Data to process =
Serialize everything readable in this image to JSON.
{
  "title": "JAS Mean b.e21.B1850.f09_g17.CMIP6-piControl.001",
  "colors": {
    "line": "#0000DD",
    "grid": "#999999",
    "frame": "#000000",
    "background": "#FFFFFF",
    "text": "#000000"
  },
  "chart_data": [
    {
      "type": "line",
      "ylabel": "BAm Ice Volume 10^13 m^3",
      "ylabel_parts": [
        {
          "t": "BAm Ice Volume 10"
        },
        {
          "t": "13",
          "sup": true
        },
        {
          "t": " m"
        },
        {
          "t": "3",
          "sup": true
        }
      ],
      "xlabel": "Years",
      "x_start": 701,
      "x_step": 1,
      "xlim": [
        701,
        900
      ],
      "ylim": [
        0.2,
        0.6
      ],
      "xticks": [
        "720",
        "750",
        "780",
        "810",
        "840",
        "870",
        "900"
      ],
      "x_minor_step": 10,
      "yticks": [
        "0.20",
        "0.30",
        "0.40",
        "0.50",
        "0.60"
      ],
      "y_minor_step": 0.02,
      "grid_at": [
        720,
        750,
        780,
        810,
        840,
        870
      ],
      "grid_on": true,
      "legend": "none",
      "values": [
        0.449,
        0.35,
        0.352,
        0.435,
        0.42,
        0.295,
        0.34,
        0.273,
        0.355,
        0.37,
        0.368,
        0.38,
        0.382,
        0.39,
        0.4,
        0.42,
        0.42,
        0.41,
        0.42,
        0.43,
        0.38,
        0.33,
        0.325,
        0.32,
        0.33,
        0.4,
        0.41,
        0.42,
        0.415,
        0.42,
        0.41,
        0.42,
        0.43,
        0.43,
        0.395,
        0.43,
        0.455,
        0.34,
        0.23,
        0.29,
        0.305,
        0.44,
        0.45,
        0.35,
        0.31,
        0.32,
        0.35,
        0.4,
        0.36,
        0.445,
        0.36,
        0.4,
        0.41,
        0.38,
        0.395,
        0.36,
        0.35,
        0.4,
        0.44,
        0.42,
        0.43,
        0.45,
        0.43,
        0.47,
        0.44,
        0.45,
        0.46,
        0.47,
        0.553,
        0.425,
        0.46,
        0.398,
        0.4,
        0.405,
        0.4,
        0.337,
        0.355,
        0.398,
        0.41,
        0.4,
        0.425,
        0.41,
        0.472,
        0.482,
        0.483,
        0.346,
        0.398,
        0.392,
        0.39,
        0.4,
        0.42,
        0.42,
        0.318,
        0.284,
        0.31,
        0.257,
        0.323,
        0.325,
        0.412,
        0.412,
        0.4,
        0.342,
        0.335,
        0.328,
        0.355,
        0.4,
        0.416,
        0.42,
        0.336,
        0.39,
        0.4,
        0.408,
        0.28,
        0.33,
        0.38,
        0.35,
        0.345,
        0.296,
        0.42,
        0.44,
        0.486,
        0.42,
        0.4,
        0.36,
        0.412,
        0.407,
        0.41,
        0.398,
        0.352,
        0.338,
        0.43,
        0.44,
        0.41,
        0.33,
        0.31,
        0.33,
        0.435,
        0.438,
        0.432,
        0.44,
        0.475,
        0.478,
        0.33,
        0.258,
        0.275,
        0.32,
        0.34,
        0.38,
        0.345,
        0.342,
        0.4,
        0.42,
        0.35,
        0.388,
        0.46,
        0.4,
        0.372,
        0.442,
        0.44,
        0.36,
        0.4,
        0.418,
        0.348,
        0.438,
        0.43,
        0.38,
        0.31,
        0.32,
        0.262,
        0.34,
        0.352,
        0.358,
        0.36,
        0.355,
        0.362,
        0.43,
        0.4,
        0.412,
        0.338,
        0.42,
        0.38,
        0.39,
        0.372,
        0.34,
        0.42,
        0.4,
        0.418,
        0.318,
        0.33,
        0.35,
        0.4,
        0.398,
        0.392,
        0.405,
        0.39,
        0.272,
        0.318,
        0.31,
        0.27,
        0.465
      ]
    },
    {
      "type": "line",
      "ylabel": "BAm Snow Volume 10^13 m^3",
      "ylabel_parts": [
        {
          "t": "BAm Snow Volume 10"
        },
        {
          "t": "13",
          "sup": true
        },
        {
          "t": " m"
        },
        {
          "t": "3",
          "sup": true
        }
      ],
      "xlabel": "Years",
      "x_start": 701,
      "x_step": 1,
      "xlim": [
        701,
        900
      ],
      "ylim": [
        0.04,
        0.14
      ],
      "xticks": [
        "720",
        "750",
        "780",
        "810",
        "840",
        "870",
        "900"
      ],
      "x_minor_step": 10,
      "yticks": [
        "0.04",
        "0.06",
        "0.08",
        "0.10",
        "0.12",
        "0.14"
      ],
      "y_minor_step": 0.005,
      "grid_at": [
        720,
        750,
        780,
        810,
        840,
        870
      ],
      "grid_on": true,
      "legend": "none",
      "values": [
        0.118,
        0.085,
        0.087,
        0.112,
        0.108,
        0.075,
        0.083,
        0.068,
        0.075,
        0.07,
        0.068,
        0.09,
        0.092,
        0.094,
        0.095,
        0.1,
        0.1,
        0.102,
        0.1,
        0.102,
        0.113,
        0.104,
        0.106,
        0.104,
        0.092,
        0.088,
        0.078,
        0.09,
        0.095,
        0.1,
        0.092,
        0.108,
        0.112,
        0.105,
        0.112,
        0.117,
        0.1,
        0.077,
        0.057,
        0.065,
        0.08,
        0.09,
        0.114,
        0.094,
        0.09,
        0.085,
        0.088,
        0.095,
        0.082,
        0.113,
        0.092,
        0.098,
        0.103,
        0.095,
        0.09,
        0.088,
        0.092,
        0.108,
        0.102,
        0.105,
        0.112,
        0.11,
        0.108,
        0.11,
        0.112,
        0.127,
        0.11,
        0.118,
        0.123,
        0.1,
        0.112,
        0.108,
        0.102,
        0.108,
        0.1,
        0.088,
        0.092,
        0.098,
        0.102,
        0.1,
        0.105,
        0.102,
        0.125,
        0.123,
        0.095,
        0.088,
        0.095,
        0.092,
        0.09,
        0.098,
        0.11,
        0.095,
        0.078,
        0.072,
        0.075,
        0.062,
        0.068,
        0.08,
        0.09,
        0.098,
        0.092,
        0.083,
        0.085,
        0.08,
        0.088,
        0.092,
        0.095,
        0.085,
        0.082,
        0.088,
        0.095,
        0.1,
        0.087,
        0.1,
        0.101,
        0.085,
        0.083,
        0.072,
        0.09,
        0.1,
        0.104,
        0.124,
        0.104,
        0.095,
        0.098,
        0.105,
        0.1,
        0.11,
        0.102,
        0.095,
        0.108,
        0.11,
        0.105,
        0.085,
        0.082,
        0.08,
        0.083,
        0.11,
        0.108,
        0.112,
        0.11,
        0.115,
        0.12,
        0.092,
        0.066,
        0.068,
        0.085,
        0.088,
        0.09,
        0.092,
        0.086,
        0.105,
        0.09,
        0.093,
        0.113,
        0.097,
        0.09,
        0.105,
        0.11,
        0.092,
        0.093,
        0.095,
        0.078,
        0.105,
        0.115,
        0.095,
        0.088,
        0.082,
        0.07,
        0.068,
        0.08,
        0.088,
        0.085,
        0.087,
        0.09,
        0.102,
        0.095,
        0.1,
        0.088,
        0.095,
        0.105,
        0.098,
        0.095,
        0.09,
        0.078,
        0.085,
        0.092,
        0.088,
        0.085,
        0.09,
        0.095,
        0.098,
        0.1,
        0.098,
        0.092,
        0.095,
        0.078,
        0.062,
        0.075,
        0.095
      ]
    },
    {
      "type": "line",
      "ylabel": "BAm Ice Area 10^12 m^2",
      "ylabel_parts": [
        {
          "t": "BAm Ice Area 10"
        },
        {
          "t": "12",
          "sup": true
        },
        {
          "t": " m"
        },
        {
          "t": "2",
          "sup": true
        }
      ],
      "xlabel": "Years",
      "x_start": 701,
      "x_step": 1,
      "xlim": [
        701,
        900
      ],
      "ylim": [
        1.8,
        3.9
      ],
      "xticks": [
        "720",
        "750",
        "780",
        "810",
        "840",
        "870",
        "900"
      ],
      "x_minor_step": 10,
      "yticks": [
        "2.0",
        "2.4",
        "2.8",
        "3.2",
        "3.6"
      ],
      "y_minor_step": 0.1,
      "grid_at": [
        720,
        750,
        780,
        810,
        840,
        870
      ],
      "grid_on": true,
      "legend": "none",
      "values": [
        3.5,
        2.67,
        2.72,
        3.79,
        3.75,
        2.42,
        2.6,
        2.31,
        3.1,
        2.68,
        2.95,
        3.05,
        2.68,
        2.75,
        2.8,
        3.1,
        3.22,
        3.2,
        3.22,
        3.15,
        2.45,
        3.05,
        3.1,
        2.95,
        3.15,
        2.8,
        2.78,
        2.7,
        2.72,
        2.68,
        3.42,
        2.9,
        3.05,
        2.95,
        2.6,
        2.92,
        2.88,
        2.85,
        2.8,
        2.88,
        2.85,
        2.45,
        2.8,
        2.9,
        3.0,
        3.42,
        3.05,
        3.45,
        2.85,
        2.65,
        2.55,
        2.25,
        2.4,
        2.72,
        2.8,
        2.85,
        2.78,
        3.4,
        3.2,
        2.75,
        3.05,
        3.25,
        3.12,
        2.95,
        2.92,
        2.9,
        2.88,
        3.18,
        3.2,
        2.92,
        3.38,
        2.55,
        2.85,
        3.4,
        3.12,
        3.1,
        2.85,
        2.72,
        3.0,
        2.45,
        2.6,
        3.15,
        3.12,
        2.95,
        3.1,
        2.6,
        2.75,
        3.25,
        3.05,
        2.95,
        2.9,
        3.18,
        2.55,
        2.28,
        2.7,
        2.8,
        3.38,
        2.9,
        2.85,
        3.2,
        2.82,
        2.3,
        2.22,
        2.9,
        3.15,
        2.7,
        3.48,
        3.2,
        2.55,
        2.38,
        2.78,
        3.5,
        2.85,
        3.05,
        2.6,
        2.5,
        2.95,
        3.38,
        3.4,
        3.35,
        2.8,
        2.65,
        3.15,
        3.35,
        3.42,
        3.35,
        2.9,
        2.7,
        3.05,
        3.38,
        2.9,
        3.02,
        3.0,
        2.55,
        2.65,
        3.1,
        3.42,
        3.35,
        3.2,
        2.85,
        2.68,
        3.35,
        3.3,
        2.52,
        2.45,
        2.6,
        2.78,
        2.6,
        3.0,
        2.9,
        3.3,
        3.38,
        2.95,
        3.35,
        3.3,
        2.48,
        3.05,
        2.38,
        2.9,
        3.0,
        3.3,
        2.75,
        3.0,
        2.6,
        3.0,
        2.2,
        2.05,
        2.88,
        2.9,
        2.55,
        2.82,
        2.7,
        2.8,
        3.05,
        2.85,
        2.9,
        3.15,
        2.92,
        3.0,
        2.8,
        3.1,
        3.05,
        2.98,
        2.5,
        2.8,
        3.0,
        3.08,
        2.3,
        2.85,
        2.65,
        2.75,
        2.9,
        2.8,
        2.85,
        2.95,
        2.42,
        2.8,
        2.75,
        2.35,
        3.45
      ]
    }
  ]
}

What you are asked to do = In the listing above, how many lines include the word "Volume"? Answer with the number and nothing more.

Answer for the task = 4